**Record list**
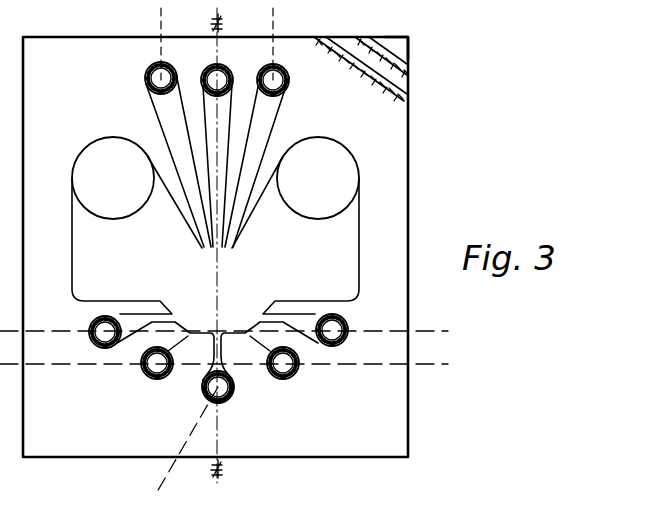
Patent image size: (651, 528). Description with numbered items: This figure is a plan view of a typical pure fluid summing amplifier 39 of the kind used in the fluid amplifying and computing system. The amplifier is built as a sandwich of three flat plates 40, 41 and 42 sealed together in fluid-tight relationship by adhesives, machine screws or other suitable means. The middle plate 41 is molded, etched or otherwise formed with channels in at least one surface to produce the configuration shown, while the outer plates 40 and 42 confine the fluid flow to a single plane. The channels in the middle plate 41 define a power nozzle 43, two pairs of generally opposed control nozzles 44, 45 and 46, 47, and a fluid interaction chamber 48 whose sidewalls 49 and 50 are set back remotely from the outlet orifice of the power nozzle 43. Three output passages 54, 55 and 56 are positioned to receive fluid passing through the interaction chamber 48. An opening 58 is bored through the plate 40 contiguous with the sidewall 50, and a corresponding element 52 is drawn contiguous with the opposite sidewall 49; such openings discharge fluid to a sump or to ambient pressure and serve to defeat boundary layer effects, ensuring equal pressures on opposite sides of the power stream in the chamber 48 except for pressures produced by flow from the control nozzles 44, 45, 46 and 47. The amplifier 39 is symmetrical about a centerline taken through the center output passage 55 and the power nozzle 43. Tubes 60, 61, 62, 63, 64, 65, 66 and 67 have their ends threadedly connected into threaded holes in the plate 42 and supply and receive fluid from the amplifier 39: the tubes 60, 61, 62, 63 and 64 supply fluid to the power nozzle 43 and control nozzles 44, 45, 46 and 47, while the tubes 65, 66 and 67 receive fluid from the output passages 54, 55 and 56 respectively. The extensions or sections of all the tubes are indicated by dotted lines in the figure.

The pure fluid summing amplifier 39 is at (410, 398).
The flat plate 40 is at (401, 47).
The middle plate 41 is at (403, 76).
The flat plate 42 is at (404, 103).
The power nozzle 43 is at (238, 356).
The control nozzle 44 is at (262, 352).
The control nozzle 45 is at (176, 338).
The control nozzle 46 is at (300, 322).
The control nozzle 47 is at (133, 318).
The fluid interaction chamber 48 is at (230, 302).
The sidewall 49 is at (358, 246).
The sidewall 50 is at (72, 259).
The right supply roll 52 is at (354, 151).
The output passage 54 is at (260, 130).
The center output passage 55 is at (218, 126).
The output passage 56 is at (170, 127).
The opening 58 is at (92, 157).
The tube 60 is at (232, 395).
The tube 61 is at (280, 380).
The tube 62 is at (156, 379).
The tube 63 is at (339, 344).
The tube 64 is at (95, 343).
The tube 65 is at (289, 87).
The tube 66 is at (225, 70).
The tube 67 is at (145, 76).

**Written problem**
Copy every line of the material above word for word, leaving out the pictures.

**Solved exercise**
Patent image size: (651, 528). Description with numbered items: This figure is a plan view of a typical pure fluid summing amplifier 39 of the kind used in the fluid amplifying and computing system. The amplifier is built as a sandwich of three flat plates 40, 41 and 42 sealed together in fluid-tight relationship by adhesives, machine screws or other suitable means. The middle plate 41 is molded, etched or otherwise formed with channels in at least one surface to produce the configuration shown, while the outer plates 40 and 42 confine the fluid flow to a single plane. The channels in the middle plate 41 define a power nozzle 43, two pairs of generally opposed control nozzles 44, 45 and 46, 47, and a fluid interaction chamber 48 whose sidewalls 49 and 50 are set back remotely from the outlet orifice of the power nozzle 43. Three output passages 54, 55 and 56 are positioned to receive fluid passing through the interaction chamber 48. An opening 58 is bored through the plate 40 contiguous with the sidewall 50, and a corresponding element 52 is drawn contiguous with the opposite sidewall 49; such openings discharge fluid to a sump or to ambient pressure and serve to defeat boundary layer effects, ensuring equal pressures on opposite sides of the power stream in the chamber 48 except for pressures produced by flow from the control nozzles 44, 45, 46 and 47. The amplifier 39 is symmetrical about a centerline taken through the center output passage 55 and the power nozzle 43. Tubes 60, 61, 62, 63, 64, 65, 66 and 67 have their ends threadedly connected into threaded holes in the plate 42 and supply and receive fluid from the amplifier 39: the tubes 60, 61, 62, 63 and 64 supply fluid to the power nozzle 43 and control nozzles 44, 45, 46 and 47, while the tubes 65, 66 and 67 receive fluid from the output passages 54, 55 and 56 respectively. The extensions or sections of all the tubes are indicated by dotted lines in the figure.

The pure fluid summing amplifier 39 is at (410, 398).
The flat plate 40 is at (401, 47).
The middle plate 41 is at (403, 76).
The flat plate 42 is at (404, 103).
The power nozzle 43 is at (238, 356).
The control nozzle 44 is at (262, 352).
The control nozzle 45 is at (176, 338).
The control nozzle 46 is at (300, 322).
The control nozzle 47 is at (133, 318).
The fluid interaction chamber 48 is at (230, 302).
The sidewall 49 is at (358, 246).
The sidewall 50 is at (72, 259).
The right supply roll 52 is at (354, 151).
The output passage 54 is at (260, 130).
The center output passage 55 is at (218, 126).
The output passage 56 is at (170, 127).
The opening 58 is at (92, 157).
The tube 60 is at (232, 395).
The tube 61 is at (280, 380).
The tube 62 is at (156, 379).
The tube 63 is at (339, 344).
The tube 64 is at (95, 343).
The tube 65 is at (289, 87).
The tube 66 is at (225, 70).
The tube 67 is at (145, 76).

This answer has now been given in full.